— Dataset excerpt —
════════════════════

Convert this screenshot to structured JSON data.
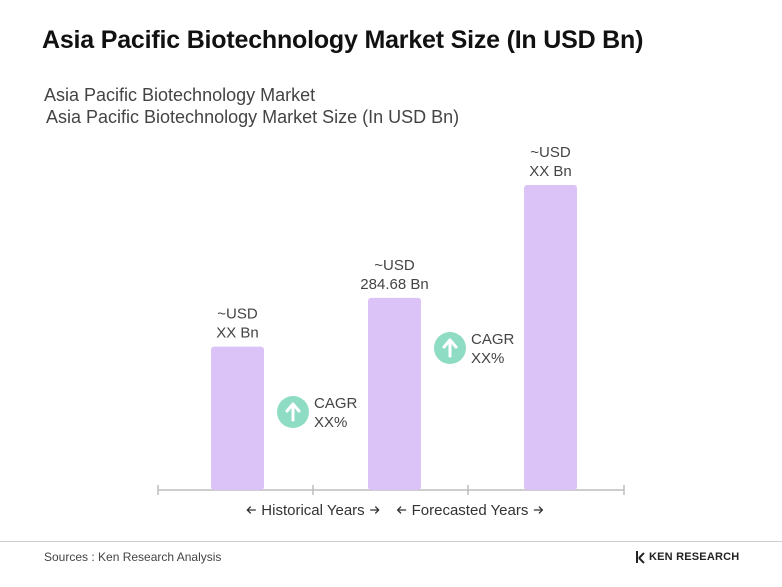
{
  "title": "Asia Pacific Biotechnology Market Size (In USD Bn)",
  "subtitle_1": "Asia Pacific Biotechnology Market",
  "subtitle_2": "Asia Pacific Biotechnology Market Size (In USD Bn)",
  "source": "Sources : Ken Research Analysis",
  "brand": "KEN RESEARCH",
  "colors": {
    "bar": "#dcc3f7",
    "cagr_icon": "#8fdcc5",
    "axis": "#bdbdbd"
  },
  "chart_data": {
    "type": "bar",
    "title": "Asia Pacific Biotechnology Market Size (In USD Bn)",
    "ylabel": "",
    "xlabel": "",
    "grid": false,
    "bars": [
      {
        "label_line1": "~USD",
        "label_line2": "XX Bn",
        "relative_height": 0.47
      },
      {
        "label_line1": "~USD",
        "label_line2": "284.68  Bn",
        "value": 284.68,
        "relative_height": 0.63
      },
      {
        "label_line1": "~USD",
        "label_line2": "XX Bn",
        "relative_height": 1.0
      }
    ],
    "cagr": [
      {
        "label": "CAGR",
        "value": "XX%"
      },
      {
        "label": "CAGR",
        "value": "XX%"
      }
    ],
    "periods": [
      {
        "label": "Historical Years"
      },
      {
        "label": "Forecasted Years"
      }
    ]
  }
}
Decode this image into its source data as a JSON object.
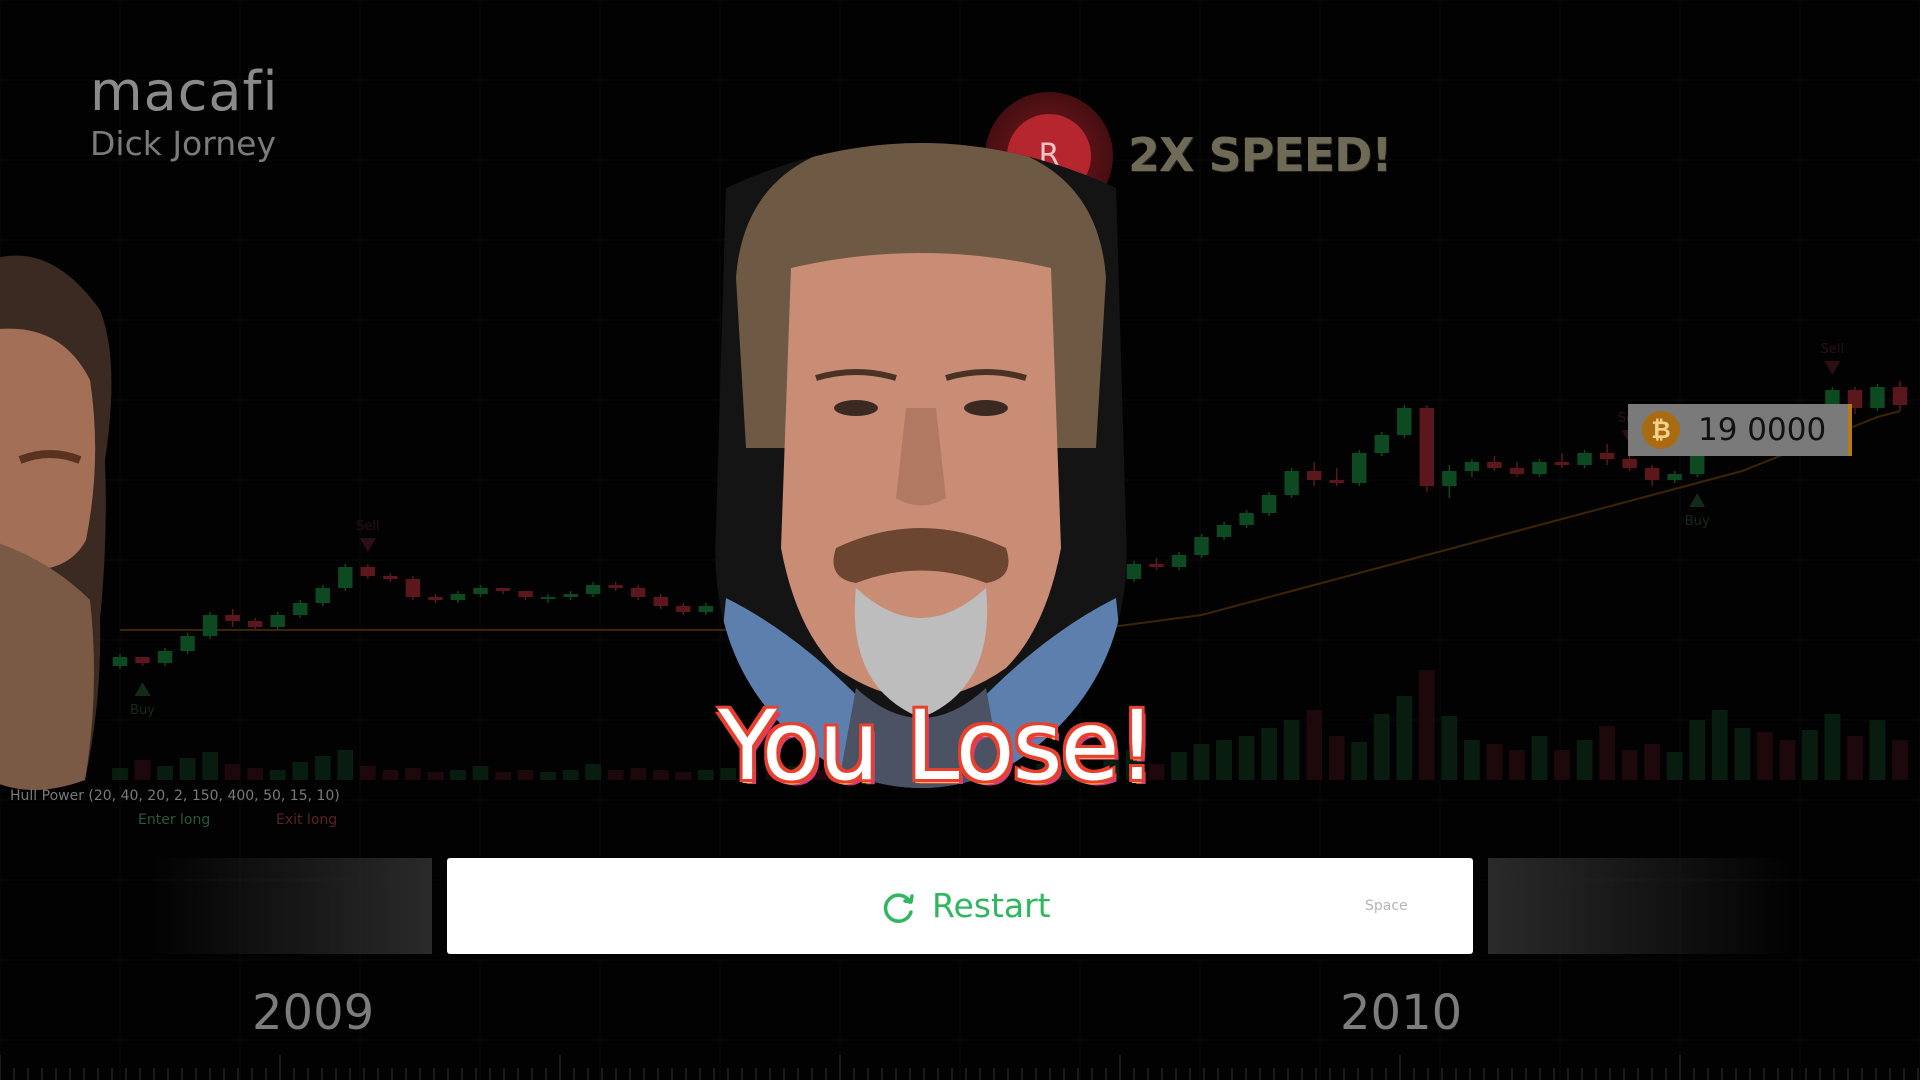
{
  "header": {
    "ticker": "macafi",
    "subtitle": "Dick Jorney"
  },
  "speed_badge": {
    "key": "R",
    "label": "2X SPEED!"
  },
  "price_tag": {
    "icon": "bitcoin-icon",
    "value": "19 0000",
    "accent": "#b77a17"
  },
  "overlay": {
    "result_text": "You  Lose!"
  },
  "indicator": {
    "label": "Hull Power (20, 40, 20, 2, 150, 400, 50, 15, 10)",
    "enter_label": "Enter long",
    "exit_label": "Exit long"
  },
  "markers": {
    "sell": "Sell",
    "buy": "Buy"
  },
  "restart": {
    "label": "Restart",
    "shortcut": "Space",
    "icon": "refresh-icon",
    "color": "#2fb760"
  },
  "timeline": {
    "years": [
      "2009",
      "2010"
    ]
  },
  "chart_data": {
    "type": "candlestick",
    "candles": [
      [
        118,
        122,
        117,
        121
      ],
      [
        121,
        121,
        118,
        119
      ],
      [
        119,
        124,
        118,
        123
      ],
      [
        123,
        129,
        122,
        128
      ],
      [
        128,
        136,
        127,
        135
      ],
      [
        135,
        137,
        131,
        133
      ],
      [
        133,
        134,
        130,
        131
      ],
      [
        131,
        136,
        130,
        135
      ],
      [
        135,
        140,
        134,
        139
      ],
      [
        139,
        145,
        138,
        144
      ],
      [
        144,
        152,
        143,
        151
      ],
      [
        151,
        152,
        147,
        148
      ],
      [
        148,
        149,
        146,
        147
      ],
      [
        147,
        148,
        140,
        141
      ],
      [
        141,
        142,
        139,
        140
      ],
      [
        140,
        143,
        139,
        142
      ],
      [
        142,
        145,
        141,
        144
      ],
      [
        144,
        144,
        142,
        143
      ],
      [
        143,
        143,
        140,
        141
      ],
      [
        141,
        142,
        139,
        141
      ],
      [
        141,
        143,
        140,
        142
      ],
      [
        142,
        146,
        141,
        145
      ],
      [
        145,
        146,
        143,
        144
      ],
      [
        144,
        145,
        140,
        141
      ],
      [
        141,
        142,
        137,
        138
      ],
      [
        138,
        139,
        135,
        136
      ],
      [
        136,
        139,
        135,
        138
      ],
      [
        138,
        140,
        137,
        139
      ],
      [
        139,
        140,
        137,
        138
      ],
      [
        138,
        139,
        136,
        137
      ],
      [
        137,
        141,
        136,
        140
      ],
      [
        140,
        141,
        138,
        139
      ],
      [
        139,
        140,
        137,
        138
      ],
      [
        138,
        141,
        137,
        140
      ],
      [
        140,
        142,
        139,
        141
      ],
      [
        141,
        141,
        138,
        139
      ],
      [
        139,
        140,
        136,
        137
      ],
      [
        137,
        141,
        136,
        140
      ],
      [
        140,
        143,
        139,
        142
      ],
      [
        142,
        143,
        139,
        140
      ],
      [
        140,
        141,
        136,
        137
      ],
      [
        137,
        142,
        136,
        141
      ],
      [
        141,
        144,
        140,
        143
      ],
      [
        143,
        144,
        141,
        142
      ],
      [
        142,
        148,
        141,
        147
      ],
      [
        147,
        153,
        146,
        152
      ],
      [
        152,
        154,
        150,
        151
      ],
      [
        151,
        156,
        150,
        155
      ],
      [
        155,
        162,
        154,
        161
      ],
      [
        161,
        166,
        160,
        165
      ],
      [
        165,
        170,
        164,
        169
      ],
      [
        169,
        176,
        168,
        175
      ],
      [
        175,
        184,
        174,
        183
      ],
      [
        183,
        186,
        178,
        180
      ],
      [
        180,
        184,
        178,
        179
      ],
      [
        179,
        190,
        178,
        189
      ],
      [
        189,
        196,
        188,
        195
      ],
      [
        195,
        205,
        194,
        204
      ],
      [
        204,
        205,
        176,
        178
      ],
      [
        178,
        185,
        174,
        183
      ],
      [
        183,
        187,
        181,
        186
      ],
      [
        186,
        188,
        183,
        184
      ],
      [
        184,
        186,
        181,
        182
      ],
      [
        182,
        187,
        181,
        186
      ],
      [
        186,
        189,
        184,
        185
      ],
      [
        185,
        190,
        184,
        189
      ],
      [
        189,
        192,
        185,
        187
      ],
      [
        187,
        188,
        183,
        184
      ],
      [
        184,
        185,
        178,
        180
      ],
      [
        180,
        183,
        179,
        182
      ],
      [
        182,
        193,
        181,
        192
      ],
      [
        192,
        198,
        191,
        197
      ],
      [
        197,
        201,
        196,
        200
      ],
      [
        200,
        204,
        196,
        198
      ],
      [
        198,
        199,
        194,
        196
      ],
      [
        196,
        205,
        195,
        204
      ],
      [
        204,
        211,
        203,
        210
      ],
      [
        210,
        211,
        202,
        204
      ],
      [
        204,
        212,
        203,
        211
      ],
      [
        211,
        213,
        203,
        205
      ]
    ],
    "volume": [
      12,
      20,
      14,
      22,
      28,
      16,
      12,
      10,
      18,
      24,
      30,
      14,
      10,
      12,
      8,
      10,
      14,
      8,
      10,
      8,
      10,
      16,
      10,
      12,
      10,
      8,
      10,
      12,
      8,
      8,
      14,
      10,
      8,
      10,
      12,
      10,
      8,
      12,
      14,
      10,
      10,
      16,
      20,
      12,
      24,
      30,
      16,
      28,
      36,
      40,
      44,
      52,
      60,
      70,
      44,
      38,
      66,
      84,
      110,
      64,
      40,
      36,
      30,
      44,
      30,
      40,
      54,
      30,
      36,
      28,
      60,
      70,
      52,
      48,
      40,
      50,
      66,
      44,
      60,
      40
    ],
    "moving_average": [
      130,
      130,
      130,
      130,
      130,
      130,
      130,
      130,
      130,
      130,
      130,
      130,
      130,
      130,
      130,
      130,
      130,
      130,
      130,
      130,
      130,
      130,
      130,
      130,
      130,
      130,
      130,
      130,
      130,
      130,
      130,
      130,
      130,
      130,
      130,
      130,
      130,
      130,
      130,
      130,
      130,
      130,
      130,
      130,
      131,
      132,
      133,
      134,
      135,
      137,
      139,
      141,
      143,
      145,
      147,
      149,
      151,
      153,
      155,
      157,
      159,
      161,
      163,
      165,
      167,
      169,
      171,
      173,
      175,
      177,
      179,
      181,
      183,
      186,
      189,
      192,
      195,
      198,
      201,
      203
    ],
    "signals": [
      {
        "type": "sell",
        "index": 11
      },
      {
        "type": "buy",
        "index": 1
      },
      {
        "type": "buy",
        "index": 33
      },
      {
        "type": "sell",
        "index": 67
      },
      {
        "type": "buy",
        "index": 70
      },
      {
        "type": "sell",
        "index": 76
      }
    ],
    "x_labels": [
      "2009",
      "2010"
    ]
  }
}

════════════════════

Go through the lines above. Select every one that has the string "this".

— COMPLETED TASK —
Convert this screenshot to structured JSON data.
Decode this image into its source data as a JSON object.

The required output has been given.